- Records provided:
******************************
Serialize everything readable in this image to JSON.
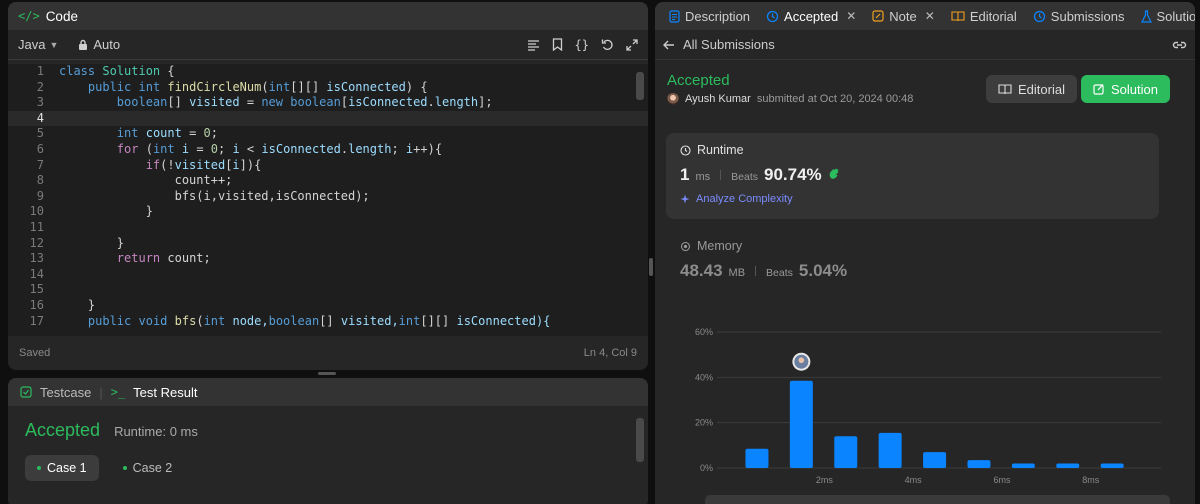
{
  "code_panel": {
    "title": "Code",
    "language": "Java",
    "mode": "Auto",
    "status_left": "Saved",
    "status_right": "Ln 4, Col 9",
    "lines": [
      "1",
      "2",
      "3",
      "4",
      "5",
      "6",
      "7",
      "8",
      "9",
      "10",
      "11",
      "12",
      "13",
      "14",
      "15",
      "16",
      "17"
    ]
  },
  "code_tokens": {
    "l1": [
      "class",
      "Solution",
      "{"
    ],
    "l2": [
      "public",
      "int",
      "findCircleNum",
      "int",
      "isConnected"
    ],
    "l3": [
      "boolean",
      "visited",
      "new",
      "boolean",
      "isConnected",
      "length"
    ],
    "l5": [
      "int",
      "count",
      "0"
    ],
    "l6": [
      "for",
      "int",
      "i",
      "0",
      "i",
      "isConnected",
      "length",
      "i"
    ],
    "l7": [
      "if",
      "visited",
      "i"
    ],
    "l8": [
      "count++;"
    ],
    "l9": [
      "bfs(i,visited,isConnected);"
    ],
    "l10": [
      "}"
    ],
    "l12": [
      "}"
    ],
    "l13": [
      "return",
      "count;"
    ],
    "l16": [
      "}"
    ],
    "l17": [
      "public",
      "void",
      "bfs",
      "int",
      "node,",
      "boolean",
      "visited,",
      "int",
      "isConnected){"
    ]
  },
  "test_panel": {
    "tab_testcase": "Testcase",
    "tab_result": "Test Result",
    "status": "Accepted",
    "runtime": "Runtime: 0 ms",
    "cases": [
      "Case 1",
      "Case 2"
    ]
  },
  "right_panel": {
    "tabs": [
      {
        "label": "Description"
      },
      {
        "label": "Accepted"
      },
      {
        "label": "Note"
      },
      {
        "label": "Editorial"
      },
      {
        "label": "Submissions"
      },
      {
        "label": "Solutions"
      }
    ],
    "back_label": "All Submissions",
    "submission": {
      "status": "Accepted",
      "user": "Ayush Kumar",
      "submitted": "submitted at Oct 20, 2024 00:48"
    },
    "buttons": {
      "editorial": "Editorial",
      "solution": "Solution"
    },
    "runtime": {
      "label": "Runtime",
      "value": "1",
      "unit": "ms",
      "beats_label": "Beats",
      "beats_value": "90.74%",
      "analyze": "Analyze Complexity"
    },
    "memory": {
      "label": "Memory",
      "value": "48.43",
      "unit": "MB",
      "beats_label": "Beats",
      "beats_value": "5.04%"
    }
  },
  "colors": {
    "accent_green": "#2cbb5d",
    "bar_blue": "#0a84ff",
    "analyze_purple": "#7a8cff"
  },
  "chart_data": {
    "type": "bar",
    "y_ticks": [
      "0%",
      "20%",
      "40%",
      "60%"
    ],
    "ylim": [
      0,
      60
    ],
    "x_tick_labels": [
      "2ms",
      "4ms",
      "6ms",
      "8ms"
    ],
    "x_ticks_at": [
      2,
      4,
      6,
      8
    ],
    "bars": [
      {
        "x": 1.0,
        "value": 8.5
      },
      {
        "x": 2.0,
        "value": 38.5
      },
      {
        "x": 3.0,
        "value": 14.0
      },
      {
        "x": 4.0,
        "value": 15.5
      },
      {
        "x": 5.0,
        "value": 7.0
      },
      {
        "x": 6.0,
        "value": 3.5
      },
      {
        "x": 7.0,
        "value": 2.0
      },
      {
        "x": 8.0,
        "value": 2.0
      },
      {
        "x": 9.0,
        "value": 2.0
      }
    ],
    "highlight_x": 2.0,
    "grid": true
  }
}
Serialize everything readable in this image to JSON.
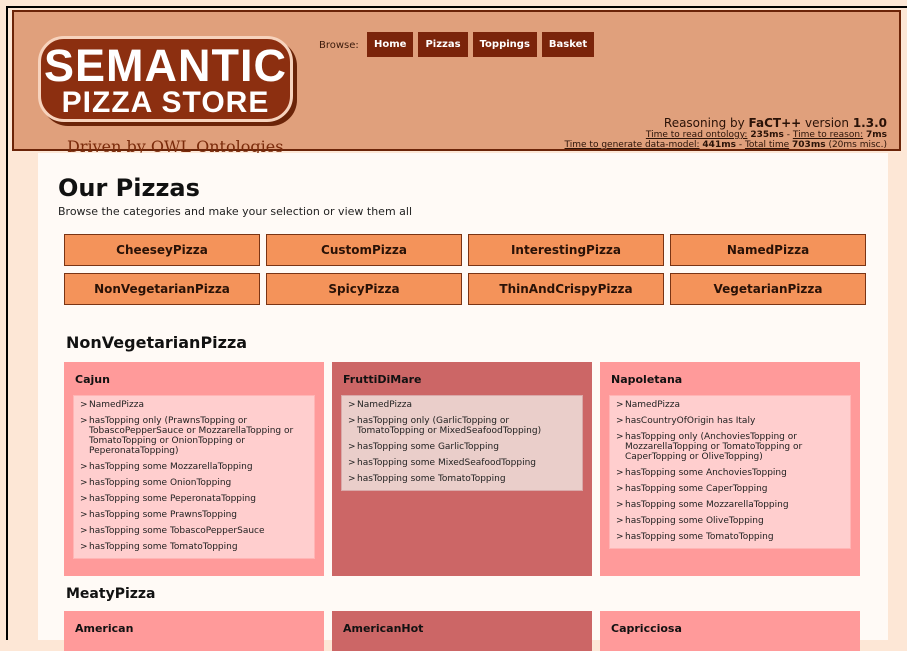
{
  "header": {
    "logo_line1": "SEMANTIC",
    "logo_line2": "PIZZA STORE",
    "tagline": "Driven by OWL Ontologies",
    "browse_label": "Browse:",
    "nav": [
      "Home",
      "Pizzas",
      "Toppings",
      "Basket"
    ],
    "stats": {
      "reasoning_prefix": "Reasoning by ",
      "reasoner": "FaCT++",
      "version_prefix": " version ",
      "version": "1.3.0",
      "read_label": "Time to read ontology:",
      "read_value": "235ms",
      "reason_label": "Time to reason:",
      "reason_value": "7ms",
      "datamodel_label": "Time to generate data-model:",
      "datamodel_value": "441ms",
      "total_label": "Total time",
      "total_value": "703ms",
      "misc": "(20ms misc.)",
      "sep": " - "
    }
  },
  "page": {
    "title": "Our Pizzas",
    "subtitle": "Browse the categories and make your selection or view them all"
  },
  "categories": [
    "CheeseyPizza",
    "CustomPizza",
    "InterestingPizza",
    "NamedPizza",
    "NonVegetarianPizza",
    "SpicyPizza",
    "ThinAndCrispyPizza",
    "VegetarianPizza"
  ],
  "sections": [
    {
      "title": "NonVegetarianPizza",
      "pizzas": [
        {
          "name": "Cajun",
          "props": [
            "NamedPizza",
            "hasTopping only (PrawnsTopping or TobascoPepperSauce or MozzarellaTopping or TomatoTopping or OnionTopping or PeperonataTopping)",
            "hasTopping some MozzarellaTopping",
            "hasTopping some OnionTopping",
            "hasTopping some PeperonataTopping",
            "hasTopping some PrawnsTopping",
            "hasTopping some TobascoPepperSauce",
            "hasTopping some TomatoTopping"
          ]
        },
        {
          "name": "FruttiDiMare",
          "props": [
            "NamedPizza",
            "hasTopping only (GarlicTopping or TomatoTopping or MixedSeafoodTopping)",
            "hasTopping some GarlicTopping",
            "hasTopping some MixedSeafoodTopping",
            "hasTopping some TomatoTopping"
          ]
        },
        {
          "name": "Napoletana",
          "props": [
            "NamedPizza",
            "hasCountryOfOrigin has Italy",
            "hasTopping only (AnchoviesTopping or MozzarellaTopping or TomatoTopping or CaperTopping or OliveTopping)",
            "hasTopping some AnchoviesTopping",
            "hasTopping some CaperTopping",
            "hasTopping some MozzarellaTopping",
            "hasTopping some OliveTopping",
            "hasTopping some TomatoTopping"
          ]
        }
      ]
    },
    {
      "title": "MeatyPizza",
      "pizzas": [
        {
          "name": "American"
        },
        {
          "name": "AmericanHot"
        },
        {
          "name": "Capricciosa"
        }
      ]
    }
  ]
}
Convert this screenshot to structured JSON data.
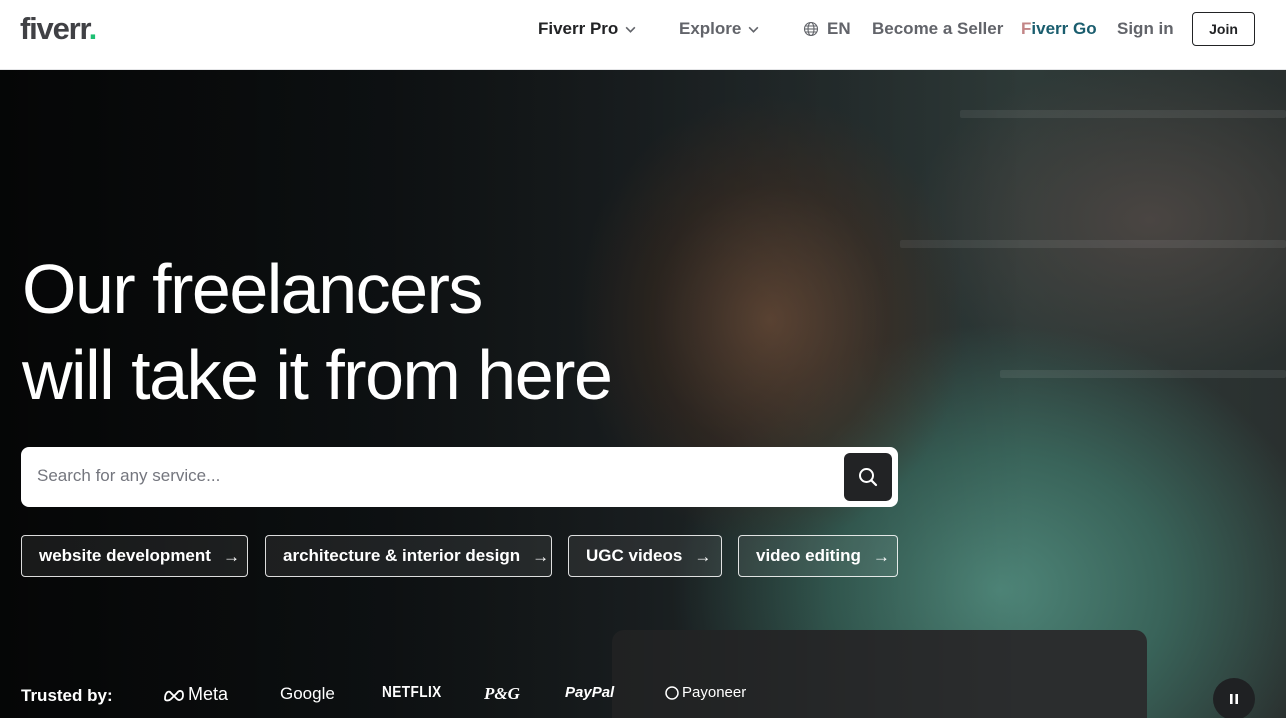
{
  "header": {
    "logo_text": "fiverr",
    "logo_dot": ".",
    "nav": {
      "fiverr_pro": "Fiverr Pro",
      "explore": "Explore",
      "language": "EN",
      "become_seller": "Become a Seller",
      "fiverr_go_first": "F",
      "fiverr_go_rest": "iverr Go",
      "sign_in": "Sign in",
      "join": "Join"
    }
  },
  "hero": {
    "headline_line1": "Our freelancers",
    "headline_line2": "will take it from here",
    "search": {
      "placeholder": "Search for any service..."
    },
    "chips": [
      {
        "label": "website development"
      },
      {
        "label": "architecture & interior design"
      },
      {
        "label": "UGC videos"
      },
      {
        "label": "video editing"
      }
    ],
    "chip_arrow": "→",
    "trusted_by": "Trusted by:",
    "brands": [
      "Meta",
      "Google",
      "NETFLIX",
      "P&G",
      "PayPal",
      "Payoneer"
    ]
  },
  "colors": {
    "brand_green": "#1dbf73",
    "text_dark": "#222325",
    "text_gray": "#62646a",
    "fiverr_go_teal": "#1a5d6e",
    "fiverr_go_pink": "#c28586"
  },
  "icons": [
    "chevron-down-icon",
    "globe-icon",
    "search-icon",
    "arrow-right-icon",
    "pause-icon",
    "meta-logo-icon",
    "payoneer-ring-icon"
  ]
}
******************************
- Task directions: Each line of the material must be retyped exactly, except that images are omitted.

- Answer to the task:
Serialize everything readable in this image to JSON.
{
  "code_panel": {
    "title": "Code",
    "language": "Java",
    "mode": "Auto",
    "status_left": "Saved",
    "status_right": "Ln 4, Col 9",
    "lines": [
      "1",
      "2",
      "3",
      "4",
      "5",
      "6",
      "7",
      "8",
      "9",
      "10",
      "11",
      "12",
      "13",
      "14",
      "15",
      "16",
      "17"
    ]
  },
  "code_tokens": {
    "l1": [
      "class",
      "Solution",
      "{"
    ],
    "l2": [
      "public",
      "int",
      "findCircleNum",
      "int",
      "isConnected"
    ],
    "l3": [
      "boolean",
      "visited",
      "new",
      "boolean",
      "isConnected",
      "length"
    ],
    "l5": [
      "int",
      "count",
      "0"
    ],
    "l6": [
      "for",
      "int",
      "i",
      "0",
      "i",
      "isConnected",
      "length",
      "i"
    ],
    "l7": [
      "if",
      "visited",
      "i"
    ],
    "l8": [
      "count++;"
    ],
    "l9": [
      "bfs(i,visited,isConnected);"
    ],
    "l10": [
      "}"
    ],
    "l12": [
      "}"
    ],
    "l13": [
      "return",
      "count;"
    ],
    "l16": [
      "}"
    ],
    "l17": [
      "public",
      "void",
      "bfs",
      "int",
      "node,",
      "boolean",
      "visited,",
      "int",
      "isConnected){"
    ]
  },
  "test_panel": {
    "tab_testcase": "Testcase",
    "tab_result": "Test Result",
    "status": "Accepted",
    "runtime": "Runtime: 0 ms",
    "cases": [
      "Case 1",
      "Case 2"
    ]
  },
  "right_panel": {
    "tabs": [
      {
        "label": "Description"
      },
      {
        "label": "Accepted"
      },
      {
        "label": "Note"
      },
      {
        "label": "Editorial"
      },
      {
        "label": "Submissions"
      },
      {
        "label": "Solutions"
      }
    ],
    "back_label": "All Submissions",
    "submission": {
      "status": "Accepted",
      "user": "Ayush Kumar",
      "submitted": "submitted at Oct 20, 2024 00:48"
    },
    "buttons": {
      "editorial": "Editorial",
      "solution": "Solution"
    },
    "runtime": {
      "label": "Runtime",
      "value": "1",
      "unit": "ms",
      "beats_label": "Beats",
      "beats_value": "90.74%",
      "analyze": "Analyze Complexity"
    },
    "memory": {
      "label": "Memory",
      "value": "48.43",
      "unit": "MB",
      "beats_label": "Beats",
      "beats_value": "5.04%"
    }
  },
  "colors": {
    "accent_green": "#2cbb5d",
    "bar_blue": "#0a84ff",
    "analyze_purple": "#7a8cff"
  },
  "chart_data": {
    "type": "bar",
    "y_ticks": [
      "0%",
      "20%",
      "40%",
      "60%"
    ],
    "ylim": [
      0,
      60
    ],
    "x_tick_labels": [
      "2ms",
      "4ms",
      "6ms",
      "8ms"
    ],
    "x_ticks_at": [
      2,
      4,
      6,
      8
    ],
    "bars": [
      {
        "x": 1.0,
        "value": 8.5
      },
      {
        "x": 2.0,
        "value": 38.5
      },
      {
        "x": 3.0,
        "value": 14.0
      },
      {
        "x": 4.0,
        "value": 15.5
      },
      {
        "x": 5.0,
        "value": 7.0
      },
      {
        "x": 6.0,
        "value": 3.5
      },
      {
        "x": 7.0,
        "value": 2.0
      },
      {
        "x": 8.0,
        "value": 2.0
      },
      {
        "x": 9.0,
        "value": 2.0
      }
    ],
    "highlight_x": 2.0,
    "grid": true
  }
}
Serialize everything readable in this image to JSON.
{
  "header": {
    "logo_line1": "SEMANTIC",
    "logo_line2": "PIZZA STORE",
    "tagline": "Driven by OWL Ontologies",
    "browse_label": "Browse:",
    "nav": [
      "Home",
      "Pizzas",
      "Toppings",
      "Basket"
    ],
    "stats": {
      "reasoning_prefix": "Reasoning by ",
      "reasoner": "FaCT++",
      "version_prefix": " version ",
      "version": "1.3.0",
      "read_label": "Time to read ontology:",
      "read_value": "235ms",
      "reason_label": "Time to reason:",
      "reason_value": "7ms",
      "datamodel_label": "Time to generate data-model:",
      "datamodel_value": "441ms",
      "total_label": "Total time",
      "total_value": "703ms",
      "misc": "(20ms misc.)",
      "sep": " - "
    }
  },
  "page": {
    "title": "Our Pizzas",
    "subtitle": "Browse the categories and make your selection or view them all"
  },
  "categories": [
    "CheeseyPizza",
    "CustomPizza",
    "InterestingPizza",
    "NamedPizza",
    "NonVegetarianPizza",
    "SpicyPizza",
    "ThinAndCrispyPizza",
    "VegetarianPizza"
  ],
  "sections": [
    {
      "title": "NonVegetarianPizza",
      "pizzas": [
        {
          "name": "Cajun",
          "props": [
            "NamedPizza",
            "hasTopping only (PrawnsTopping or TobascoPepperSauce or MozzarellaTopping or TomatoTopping or OnionTopping or PeperonataTopping)",
            "hasTopping some MozzarellaTopping",
            "hasTopping some OnionTopping",
            "hasTopping some PeperonataTopping",
            "hasTopping some PrawnsTopping",
            "hasTopping some TobascoPepperSauce",
            "hasTopping some TomatoTopping"
          ]
        },
        {
          "name": "FruttiDiMare",
          "props": [
            "NamedPizza",
            "hasTopping only (GarlicTopping or TomatoTopping or MixedSeafoodTopping)",
            "hasTopping some GarlicTopping",
            "hasTopping some MixedSeafoodTopping",
            "hasTopping some TomatoTopping"
          ]
        },
        {
          "name": "Napoletana",
          "props": [
            "NamedPizza",
            "hasCountryOfOrigin has Italy",
            "hasTopping only (AnchoviesTopping or MozzarellaTopping or TomatoTopping or CaperTopping or OliveTopping)",
            "hasTopping some AnchoviesTopping",
            "hasTopping some CaperTopping",
            "hasTopping some MozzarellaTopping",
            "hasTopping some OliveTopping",
            "hasTopping some TomatoTopping"
          ]
        }
      ]
    },
    {
      "title": "MeatyPizza",
      "pizzas": [
        {
          "name": "American"
        },
        {
          "name": "AmericanHot"
        },
        {
          "name": "Capricciosa"
        }
      ]
    }
  ]
}
Convert this screenshot to structured JSON data.
{
  "header": {
    "logo_text": "fiverr",
    "logo_dot": ".",
    "nav": {
      "fiverr_pro": "Fiverr Pro",
      "explore": "Explore",
      "language": "EN",
      "become_seller": "Become a Seller",
      "fiverr_go_first": "F",
      "fiverr_go_rest": "iverr Go",
      "sign_in": "Sign in",
      "join": "Join"
    }
  },
  "hero": {
    "headline_line1": "Our freelancers",
    "headline_line2": "will take it from here",
    "search": {
      "placeholder": "Search for any service..."
    },
    "chips": [
      {
        "label": "website development"
      },
      {
        "label": "architecture & interior design"
      },
      {
        "label": "UGC videos"
      },
      {
        "label": "video editing"
      }
    ],
    "chip_arrow": "→",
    "trusted_by": "Trusted by:",
    "brands": [
      "Meta",
      "Google",
      "NETFLIX",
      "P&G",
      "PayPal",
      "Payoneer"
    ]
  },
  "colors": {
    "brand_green": "#1dbf73",
    "text_dark": "#222325",
    "text_gray": "#62646a",
    "fiverr_go_teal": "#1a5d6e",
    "fiverr_go_pink": "#c28586"
  },
  "icons": [
    "chevron-down-icon",
    "globe-icon",
    "search-icon",
    "arrow-right-icon",
    "pause-icon",
    "meta-logo-icon",
    "payoneer-ring-icon"
  ]
}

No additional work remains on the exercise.